Stated problem =>
Where a line of the listing below includes the word "this", reproduce that line.
>>>
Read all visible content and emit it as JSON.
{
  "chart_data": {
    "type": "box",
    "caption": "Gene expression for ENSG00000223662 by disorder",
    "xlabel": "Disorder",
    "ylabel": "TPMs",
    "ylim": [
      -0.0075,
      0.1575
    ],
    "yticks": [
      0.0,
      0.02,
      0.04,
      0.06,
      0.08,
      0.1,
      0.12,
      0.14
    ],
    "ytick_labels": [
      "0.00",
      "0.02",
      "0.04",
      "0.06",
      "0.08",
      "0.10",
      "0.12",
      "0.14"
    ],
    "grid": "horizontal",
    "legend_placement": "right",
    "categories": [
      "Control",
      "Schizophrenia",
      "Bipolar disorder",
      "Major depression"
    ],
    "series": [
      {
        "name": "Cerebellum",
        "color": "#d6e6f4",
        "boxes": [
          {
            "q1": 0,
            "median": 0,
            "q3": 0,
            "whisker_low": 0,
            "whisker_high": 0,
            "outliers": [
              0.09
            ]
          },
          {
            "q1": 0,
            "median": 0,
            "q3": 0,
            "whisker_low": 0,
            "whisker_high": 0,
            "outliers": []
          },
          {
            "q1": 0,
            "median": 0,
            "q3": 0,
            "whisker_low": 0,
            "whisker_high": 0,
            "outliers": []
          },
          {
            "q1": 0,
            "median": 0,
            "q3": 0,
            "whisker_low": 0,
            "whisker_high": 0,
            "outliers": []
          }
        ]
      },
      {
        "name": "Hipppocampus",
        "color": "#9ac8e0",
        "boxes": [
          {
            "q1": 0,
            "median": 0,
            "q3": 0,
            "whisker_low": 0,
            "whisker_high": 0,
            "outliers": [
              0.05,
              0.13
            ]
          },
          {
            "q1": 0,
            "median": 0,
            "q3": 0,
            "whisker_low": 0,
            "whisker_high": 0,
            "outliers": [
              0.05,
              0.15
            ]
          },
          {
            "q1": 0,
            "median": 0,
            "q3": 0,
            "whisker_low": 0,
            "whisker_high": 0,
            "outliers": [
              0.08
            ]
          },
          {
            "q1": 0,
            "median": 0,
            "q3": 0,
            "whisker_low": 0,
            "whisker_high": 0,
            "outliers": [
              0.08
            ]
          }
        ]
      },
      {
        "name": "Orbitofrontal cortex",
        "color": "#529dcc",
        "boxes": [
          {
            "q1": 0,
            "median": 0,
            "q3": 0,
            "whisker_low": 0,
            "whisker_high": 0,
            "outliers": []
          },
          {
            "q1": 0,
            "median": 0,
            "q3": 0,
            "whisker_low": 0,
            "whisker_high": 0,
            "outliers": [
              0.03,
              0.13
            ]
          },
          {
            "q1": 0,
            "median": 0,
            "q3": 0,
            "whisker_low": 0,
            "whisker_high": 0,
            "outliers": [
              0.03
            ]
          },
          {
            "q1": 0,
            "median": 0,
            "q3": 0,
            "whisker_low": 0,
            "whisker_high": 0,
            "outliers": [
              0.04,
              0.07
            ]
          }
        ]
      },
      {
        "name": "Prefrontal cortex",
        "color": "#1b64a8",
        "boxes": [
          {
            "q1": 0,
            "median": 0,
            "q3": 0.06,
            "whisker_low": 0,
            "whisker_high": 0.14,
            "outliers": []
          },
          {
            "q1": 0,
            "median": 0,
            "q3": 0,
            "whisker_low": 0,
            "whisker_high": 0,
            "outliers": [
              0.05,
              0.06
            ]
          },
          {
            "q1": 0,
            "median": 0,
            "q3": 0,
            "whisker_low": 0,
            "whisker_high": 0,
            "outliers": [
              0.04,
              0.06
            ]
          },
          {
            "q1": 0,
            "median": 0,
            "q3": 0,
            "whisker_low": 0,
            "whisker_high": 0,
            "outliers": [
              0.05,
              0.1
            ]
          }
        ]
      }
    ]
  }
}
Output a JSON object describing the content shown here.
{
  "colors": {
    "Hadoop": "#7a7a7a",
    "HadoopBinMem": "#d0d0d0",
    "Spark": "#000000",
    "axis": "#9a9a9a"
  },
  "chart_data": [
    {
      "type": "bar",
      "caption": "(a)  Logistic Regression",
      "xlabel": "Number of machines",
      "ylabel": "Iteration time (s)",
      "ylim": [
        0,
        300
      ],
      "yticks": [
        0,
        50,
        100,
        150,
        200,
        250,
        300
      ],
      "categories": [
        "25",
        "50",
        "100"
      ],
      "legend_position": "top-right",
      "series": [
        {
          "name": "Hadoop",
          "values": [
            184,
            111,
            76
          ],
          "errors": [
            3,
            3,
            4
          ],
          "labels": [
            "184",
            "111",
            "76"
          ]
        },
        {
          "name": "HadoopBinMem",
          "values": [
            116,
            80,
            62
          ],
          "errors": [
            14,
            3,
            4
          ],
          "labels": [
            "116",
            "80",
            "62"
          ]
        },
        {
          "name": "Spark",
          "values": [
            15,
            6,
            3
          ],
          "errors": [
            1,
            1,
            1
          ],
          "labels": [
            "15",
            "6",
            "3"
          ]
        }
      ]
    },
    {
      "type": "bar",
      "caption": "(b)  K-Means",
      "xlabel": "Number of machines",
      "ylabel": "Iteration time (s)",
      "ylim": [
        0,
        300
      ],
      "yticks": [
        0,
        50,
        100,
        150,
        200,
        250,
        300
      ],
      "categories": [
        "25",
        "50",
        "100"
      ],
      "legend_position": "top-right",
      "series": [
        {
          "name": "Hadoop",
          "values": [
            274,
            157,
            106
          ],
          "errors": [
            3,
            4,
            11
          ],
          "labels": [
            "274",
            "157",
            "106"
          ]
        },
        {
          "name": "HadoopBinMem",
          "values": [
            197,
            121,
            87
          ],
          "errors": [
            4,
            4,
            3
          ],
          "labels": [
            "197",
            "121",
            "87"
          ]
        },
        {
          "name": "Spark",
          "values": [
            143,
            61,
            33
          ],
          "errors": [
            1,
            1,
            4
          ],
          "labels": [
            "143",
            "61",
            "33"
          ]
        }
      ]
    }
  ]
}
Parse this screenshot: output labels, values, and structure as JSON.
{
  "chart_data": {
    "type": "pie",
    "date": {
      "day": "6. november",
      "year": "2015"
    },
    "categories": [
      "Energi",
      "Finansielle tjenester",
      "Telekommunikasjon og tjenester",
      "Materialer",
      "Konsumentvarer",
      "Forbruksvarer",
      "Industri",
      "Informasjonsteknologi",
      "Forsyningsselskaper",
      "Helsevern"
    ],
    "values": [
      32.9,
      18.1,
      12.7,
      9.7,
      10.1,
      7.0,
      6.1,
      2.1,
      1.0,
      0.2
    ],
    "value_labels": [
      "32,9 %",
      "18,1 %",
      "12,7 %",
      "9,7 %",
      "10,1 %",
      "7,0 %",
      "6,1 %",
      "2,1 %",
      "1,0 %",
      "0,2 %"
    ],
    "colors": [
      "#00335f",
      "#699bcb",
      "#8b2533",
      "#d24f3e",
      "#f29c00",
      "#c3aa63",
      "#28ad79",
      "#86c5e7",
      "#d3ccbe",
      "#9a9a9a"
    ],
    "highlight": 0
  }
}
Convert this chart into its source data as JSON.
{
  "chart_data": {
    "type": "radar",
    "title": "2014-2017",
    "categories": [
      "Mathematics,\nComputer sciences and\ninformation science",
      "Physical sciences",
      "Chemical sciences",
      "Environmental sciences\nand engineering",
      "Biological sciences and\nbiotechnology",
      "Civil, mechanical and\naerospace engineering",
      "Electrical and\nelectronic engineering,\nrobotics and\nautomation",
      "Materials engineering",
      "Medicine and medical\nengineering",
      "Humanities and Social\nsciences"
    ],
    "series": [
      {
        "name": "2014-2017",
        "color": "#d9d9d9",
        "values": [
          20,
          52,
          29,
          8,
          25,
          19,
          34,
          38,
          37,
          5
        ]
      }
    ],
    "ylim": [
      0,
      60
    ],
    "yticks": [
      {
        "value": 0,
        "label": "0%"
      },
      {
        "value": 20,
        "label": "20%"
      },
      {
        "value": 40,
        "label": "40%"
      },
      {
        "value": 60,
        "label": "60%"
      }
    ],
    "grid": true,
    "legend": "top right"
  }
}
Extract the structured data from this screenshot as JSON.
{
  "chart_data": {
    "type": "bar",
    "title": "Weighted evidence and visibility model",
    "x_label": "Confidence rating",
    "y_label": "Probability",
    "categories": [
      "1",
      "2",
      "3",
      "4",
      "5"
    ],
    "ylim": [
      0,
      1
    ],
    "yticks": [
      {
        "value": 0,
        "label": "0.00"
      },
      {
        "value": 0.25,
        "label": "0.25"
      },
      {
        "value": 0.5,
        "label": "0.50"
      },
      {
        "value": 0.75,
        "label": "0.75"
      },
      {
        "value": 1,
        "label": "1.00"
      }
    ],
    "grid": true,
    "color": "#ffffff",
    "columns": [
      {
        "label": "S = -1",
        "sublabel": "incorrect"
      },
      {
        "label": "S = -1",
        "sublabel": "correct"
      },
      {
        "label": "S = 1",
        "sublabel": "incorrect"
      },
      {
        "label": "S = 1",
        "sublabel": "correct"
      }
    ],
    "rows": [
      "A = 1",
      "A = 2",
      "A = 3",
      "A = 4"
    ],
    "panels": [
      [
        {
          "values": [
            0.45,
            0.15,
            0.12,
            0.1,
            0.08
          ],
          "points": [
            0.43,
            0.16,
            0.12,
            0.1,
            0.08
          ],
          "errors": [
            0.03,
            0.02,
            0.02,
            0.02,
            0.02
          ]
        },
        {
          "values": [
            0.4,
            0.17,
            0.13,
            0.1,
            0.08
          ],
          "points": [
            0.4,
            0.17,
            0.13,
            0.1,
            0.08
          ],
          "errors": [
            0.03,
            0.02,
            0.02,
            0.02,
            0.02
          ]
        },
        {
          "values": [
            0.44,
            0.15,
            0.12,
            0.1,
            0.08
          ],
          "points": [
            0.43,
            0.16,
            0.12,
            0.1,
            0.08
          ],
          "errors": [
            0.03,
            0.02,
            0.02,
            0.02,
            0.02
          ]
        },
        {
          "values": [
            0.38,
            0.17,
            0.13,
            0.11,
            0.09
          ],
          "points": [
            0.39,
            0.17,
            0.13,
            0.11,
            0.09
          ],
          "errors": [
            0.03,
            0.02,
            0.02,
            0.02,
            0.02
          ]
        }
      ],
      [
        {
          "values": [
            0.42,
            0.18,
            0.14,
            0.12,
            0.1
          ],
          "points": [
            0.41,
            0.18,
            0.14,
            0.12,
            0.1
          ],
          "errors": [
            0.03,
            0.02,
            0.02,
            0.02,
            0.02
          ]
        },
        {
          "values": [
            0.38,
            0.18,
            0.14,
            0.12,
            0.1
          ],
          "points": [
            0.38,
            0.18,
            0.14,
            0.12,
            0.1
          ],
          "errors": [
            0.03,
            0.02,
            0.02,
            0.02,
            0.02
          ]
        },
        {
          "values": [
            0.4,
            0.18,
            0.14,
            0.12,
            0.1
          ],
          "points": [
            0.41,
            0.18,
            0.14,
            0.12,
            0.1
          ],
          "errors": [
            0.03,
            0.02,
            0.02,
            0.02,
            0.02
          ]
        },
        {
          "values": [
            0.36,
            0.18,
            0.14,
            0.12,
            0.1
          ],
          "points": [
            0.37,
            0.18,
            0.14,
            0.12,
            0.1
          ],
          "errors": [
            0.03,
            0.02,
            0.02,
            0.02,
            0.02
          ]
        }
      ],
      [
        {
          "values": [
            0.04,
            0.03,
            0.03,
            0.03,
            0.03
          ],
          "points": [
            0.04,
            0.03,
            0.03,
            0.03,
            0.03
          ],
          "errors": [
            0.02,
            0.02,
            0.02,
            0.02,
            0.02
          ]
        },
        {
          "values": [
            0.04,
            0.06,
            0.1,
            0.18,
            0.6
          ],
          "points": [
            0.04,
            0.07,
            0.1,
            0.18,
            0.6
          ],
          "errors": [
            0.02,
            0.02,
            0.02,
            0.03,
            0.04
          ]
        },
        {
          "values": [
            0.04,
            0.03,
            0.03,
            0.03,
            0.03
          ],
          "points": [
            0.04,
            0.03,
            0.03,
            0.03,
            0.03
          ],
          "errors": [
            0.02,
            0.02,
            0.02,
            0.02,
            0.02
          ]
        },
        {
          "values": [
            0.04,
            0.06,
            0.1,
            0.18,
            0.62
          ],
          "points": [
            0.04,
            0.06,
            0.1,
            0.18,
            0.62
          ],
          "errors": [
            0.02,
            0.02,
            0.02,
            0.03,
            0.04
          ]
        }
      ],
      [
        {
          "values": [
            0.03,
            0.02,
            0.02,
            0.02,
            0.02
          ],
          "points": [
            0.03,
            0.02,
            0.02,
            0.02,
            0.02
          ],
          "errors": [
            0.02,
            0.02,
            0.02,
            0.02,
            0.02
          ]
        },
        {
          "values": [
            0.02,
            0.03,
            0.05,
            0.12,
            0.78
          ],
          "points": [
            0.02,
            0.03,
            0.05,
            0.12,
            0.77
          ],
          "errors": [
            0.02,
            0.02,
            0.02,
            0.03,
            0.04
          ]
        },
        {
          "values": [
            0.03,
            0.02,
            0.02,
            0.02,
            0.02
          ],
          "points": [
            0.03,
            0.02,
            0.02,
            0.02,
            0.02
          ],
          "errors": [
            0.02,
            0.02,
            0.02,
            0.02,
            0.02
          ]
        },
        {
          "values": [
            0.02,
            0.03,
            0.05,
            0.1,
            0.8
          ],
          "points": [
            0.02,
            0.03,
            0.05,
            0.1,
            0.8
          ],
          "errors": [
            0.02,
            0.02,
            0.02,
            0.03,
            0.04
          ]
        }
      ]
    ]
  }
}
<<<
Task result =>
Parse this screenshot: output labels, values, and structure as JSON.
Convert this chart into its source data as JSON.
Extract the structured data from this screenshot as JSON.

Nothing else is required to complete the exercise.